→ **Excerpted data**
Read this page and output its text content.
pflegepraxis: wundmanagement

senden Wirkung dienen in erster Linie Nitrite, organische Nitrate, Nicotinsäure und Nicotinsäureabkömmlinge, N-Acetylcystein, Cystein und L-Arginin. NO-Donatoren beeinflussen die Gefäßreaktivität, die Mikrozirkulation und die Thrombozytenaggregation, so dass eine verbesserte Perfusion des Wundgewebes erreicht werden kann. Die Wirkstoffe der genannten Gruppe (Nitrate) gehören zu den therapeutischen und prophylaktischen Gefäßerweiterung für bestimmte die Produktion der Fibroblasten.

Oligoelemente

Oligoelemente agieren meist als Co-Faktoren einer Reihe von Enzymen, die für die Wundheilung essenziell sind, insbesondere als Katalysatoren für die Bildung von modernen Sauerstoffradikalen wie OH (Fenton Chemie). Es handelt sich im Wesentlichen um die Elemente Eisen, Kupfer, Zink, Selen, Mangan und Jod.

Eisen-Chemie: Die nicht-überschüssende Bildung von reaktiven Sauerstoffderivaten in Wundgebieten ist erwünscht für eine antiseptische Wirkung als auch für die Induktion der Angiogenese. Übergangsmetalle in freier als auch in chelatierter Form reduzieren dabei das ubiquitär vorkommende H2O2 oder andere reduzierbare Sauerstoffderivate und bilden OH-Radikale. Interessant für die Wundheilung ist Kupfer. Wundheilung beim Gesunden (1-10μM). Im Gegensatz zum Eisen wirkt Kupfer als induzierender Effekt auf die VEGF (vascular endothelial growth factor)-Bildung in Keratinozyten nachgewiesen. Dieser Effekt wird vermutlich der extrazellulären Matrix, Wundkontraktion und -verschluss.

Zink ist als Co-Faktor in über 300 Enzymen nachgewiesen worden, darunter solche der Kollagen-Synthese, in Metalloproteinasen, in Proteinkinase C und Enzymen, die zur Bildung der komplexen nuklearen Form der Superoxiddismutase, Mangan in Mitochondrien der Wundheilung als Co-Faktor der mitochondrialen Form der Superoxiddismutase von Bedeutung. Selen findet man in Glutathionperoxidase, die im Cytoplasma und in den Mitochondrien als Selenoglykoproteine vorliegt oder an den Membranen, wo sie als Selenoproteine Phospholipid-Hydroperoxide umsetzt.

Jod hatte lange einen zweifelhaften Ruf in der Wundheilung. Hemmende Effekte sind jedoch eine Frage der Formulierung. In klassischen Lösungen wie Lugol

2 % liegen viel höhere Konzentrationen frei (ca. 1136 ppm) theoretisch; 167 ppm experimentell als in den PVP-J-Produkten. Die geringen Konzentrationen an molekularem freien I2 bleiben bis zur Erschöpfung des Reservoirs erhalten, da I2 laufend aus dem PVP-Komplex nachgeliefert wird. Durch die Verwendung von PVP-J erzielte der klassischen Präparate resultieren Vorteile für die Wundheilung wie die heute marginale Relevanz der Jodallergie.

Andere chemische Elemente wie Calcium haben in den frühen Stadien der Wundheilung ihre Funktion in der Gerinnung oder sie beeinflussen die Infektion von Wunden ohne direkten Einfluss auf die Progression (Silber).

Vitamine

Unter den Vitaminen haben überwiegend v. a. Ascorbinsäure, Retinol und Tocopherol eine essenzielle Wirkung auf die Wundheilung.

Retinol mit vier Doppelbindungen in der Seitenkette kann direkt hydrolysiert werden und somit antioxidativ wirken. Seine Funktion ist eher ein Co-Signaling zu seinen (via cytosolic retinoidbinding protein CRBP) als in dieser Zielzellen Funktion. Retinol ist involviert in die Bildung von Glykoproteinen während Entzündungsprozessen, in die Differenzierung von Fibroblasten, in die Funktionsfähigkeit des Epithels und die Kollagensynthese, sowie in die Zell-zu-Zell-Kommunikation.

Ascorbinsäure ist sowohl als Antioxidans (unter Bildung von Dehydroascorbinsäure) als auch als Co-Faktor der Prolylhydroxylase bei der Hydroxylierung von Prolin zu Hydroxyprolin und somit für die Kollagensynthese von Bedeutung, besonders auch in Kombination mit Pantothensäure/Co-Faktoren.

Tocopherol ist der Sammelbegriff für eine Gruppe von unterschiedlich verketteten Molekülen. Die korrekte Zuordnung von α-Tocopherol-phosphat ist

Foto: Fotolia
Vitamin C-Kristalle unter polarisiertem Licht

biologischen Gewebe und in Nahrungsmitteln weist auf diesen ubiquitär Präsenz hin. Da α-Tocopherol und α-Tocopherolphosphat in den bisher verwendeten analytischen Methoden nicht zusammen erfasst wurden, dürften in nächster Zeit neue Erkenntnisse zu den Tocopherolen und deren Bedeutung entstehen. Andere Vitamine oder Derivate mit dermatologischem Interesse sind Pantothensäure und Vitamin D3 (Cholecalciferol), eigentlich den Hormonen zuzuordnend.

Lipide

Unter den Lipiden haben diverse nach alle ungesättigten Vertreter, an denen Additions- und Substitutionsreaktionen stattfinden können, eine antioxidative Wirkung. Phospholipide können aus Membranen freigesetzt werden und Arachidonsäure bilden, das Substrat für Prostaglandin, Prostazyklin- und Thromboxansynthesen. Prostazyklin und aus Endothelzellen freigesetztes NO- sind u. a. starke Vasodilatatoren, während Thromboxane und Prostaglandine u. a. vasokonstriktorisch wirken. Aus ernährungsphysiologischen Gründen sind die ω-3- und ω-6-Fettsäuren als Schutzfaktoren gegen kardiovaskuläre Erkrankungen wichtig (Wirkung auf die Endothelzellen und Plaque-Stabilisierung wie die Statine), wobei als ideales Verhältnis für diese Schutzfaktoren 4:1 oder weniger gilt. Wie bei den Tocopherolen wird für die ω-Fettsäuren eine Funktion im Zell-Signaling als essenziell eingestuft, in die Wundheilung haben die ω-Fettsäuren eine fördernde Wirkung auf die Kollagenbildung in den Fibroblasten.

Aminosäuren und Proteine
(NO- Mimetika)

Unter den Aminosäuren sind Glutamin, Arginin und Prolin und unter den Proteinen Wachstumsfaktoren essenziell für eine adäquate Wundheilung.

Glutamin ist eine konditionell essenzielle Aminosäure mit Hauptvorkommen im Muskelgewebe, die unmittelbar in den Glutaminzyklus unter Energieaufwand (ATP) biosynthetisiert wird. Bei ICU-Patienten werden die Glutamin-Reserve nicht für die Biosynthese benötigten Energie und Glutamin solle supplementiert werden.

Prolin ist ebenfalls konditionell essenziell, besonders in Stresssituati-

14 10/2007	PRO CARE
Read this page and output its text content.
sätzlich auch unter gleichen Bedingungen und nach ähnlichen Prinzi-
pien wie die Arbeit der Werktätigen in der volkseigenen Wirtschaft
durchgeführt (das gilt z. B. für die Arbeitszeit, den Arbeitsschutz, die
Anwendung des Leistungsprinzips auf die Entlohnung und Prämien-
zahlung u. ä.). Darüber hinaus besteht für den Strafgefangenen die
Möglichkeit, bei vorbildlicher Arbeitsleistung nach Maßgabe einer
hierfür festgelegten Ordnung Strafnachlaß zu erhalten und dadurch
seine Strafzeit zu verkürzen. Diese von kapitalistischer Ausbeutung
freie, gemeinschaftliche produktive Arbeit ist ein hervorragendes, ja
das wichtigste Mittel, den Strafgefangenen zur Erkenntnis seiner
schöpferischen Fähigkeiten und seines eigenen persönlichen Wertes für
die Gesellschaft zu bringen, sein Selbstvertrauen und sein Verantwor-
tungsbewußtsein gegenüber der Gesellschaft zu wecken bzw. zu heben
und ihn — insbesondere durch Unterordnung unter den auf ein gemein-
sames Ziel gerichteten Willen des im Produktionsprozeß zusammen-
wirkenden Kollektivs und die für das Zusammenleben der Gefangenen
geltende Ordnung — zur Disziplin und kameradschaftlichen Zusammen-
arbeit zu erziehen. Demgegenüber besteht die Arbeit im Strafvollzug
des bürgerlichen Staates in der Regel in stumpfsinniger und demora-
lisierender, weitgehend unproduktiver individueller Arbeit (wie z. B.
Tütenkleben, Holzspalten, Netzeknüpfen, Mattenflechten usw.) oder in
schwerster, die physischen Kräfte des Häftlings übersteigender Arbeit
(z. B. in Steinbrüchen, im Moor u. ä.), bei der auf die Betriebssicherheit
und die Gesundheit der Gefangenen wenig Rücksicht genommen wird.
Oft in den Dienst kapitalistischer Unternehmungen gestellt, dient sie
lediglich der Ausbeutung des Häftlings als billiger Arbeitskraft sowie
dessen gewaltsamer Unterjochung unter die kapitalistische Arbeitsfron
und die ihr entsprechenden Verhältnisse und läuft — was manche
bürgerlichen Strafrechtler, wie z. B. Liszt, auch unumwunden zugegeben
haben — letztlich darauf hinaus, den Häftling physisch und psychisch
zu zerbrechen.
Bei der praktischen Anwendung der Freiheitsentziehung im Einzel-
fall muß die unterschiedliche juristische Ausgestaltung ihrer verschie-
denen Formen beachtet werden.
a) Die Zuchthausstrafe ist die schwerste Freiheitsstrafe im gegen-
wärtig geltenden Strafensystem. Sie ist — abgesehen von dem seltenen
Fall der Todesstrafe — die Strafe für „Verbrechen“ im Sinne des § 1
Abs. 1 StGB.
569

→ **What this task involves**
Look through the listing and extract every line with "besteht" in it.

→ **Problem solution**
zahlung u. ä.). Darüber hinaus besteht für den Strafgefangenen die
arbeit zu erziehen. Demgegenüber besteht die Arbeit im Strafvollzug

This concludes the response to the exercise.